:: Task goal ::
Will you give the material below again, every line exactly as it is?

★ ★ ★ ★

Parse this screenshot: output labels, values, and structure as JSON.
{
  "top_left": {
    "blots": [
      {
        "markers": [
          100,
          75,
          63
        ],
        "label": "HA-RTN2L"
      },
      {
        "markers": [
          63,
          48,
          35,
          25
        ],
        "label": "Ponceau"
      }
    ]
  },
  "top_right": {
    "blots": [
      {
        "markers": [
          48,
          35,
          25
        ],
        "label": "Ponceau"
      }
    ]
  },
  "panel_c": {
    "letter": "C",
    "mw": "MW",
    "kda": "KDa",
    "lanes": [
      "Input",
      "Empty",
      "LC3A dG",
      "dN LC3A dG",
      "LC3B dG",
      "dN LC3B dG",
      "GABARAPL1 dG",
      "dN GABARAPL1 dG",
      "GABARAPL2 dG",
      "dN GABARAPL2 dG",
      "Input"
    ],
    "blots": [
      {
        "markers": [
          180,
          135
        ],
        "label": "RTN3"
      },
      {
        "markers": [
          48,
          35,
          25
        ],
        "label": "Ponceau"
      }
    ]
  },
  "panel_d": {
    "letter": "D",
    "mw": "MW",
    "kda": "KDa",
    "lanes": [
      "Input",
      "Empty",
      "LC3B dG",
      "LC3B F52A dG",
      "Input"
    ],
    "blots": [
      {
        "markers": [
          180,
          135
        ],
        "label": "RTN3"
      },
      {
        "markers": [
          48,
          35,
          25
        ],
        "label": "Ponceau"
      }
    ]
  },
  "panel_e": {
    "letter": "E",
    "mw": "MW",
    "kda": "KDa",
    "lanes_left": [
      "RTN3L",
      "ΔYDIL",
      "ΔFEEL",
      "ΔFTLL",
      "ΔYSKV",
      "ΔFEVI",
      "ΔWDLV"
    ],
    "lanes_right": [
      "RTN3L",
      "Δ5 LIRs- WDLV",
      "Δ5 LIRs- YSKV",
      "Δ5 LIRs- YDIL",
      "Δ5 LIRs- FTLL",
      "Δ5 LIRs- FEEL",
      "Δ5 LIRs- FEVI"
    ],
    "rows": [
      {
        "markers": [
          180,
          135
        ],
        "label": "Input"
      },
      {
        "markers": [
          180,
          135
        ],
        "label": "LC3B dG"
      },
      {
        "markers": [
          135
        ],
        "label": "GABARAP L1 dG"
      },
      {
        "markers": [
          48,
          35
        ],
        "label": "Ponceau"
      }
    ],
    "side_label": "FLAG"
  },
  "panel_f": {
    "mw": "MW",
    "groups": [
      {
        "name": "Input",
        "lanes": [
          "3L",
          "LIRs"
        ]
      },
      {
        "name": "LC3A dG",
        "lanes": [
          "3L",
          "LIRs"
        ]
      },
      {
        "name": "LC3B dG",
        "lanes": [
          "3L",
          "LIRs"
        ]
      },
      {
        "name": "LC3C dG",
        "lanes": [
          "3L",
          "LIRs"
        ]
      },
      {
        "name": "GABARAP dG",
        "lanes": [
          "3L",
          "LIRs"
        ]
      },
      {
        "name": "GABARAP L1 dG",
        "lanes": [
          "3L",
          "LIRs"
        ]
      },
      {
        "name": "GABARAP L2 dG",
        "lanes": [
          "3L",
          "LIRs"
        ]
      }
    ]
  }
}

★ ★ ★ ★

:: Solution ::
Parse this screenshot: output labels, values, and structure as JSON.
{
  "top_left": {
    "blots": [
      {
        "markers": [
          100,
          75,
          63
        ],
        "label": "HA-RTN2L"
      },
      {
        "markers": [
          63,
          48,
          35,
          25
        ],
        "label": "Ponceau"
      }
    ]
  },
  "top_right": {
    "blots": [
      {
        "markers": [
          48,
          35,
          25
        ],
        "label": "Ponceau"
      }
    ]
  },
  "panel_c": {
    "letter": "C",
    "mw": "MW",
    "kda": "KDa",
    "lanes": [
      "Input",
      "Empty",
      "LC3A dG",
      "dN LC3A dG",
      "LC3B dG",
      "dN LC3B dG",
      "GABARAPL1 dG",
      "dN GABARAPL1 dG",
      "GABARAPL2 dG",
      "dN GABARAPL2 dG",
      "Input"
    ],
    "blots": [
      {
        "markers": [
          180,
          135
        ],
        "label": "RTN3"
      },
      {
        "markers": [
          48,
          35,
          25
        ],
        "label": "Ponceau"
      }
    ]
  },
  "panel_d": {
    "letter": "D",
    "mw": "MW",
    "kda": "KDa",
    "lanes": [
      "Input",
      "Empty",
      "LC3B dG",
      "LC3B F52A dG",
      "Input"
    ],
    "blots": [
      {
        "markers": [
          180,
          135
        ],
        "label": "RTN3"
      },
      {
        "markers": [
          48,
          35,
          25
        ],
        "label": "Ponceau"
      }
    ]
  },
  "panel_e": {
    "letter": "E",
    "mw": "MW",
    "kda": "KDa",
    "lanes_left": [
      "RTN3L",
      "ΔYDIL",
      "ΔFEEL",
      "ΔFTLL",
      "ΔYSKV",
      "ΔFEVI",
      "ΔWDLV"
    ],
    "lanes_right": [
      "RTN3L",
      "Δ5 LIRs- WDLV",
      "Δ5 LIRs- YSKV",
      "Δ5 LIRs- YDIL",
      "Δ5 LIRs- FTLL",
      "Δ5 LIRs- FEEL",
      "Δ5 LIRs- FEVI"
    ],
    "rows": [
      {
        "markers": [
          180,
          135
        ],
        "label": "Input"
      },
      {
        "markers": [
          180,
          135
        ],
        "label": "LC3B dG"
      },
      {
        "markers": [
          135
        ],
        "label": "GABARAP L1 dG"
      },
      {
        "markers": [
          48,
          35
        ],
        "label": "Ponceau"
      }
    ],
    "side_label": "FLAG"
  },
  "panel_f": {
    "mw": "MW",
    "groups": [
      {
        "name": "Input",
        "lanes": [
          "3L",
          "LIRs"
        ]
      },
      {
        "name": "LC3A dG",
        "lanes": [
          "3L",
          "LIRs"
        ]
      },
      {
        "name": "LC3B dG",
        "lanes": [
          "3L",
          "LIRs"
        ]
      },
      {
        "name": "LC3C dG",
        "lanes": [
          "3L",
          "LIRs"
        ]
      },
      {
        "name": "GABARAP dG",
        "lanes": [
          "3L",
          "LIRs"
        ]
      },
      {
        "name": "GABARAP L1 dG",
        "lanes": [
          "3L",
          "LIRs"
        ]
      },
      {
        "name": "GABARAP L2 dG",
        "lanes": [
          "3L",
          "LIRs"
        ]
      }
    ]
  }
}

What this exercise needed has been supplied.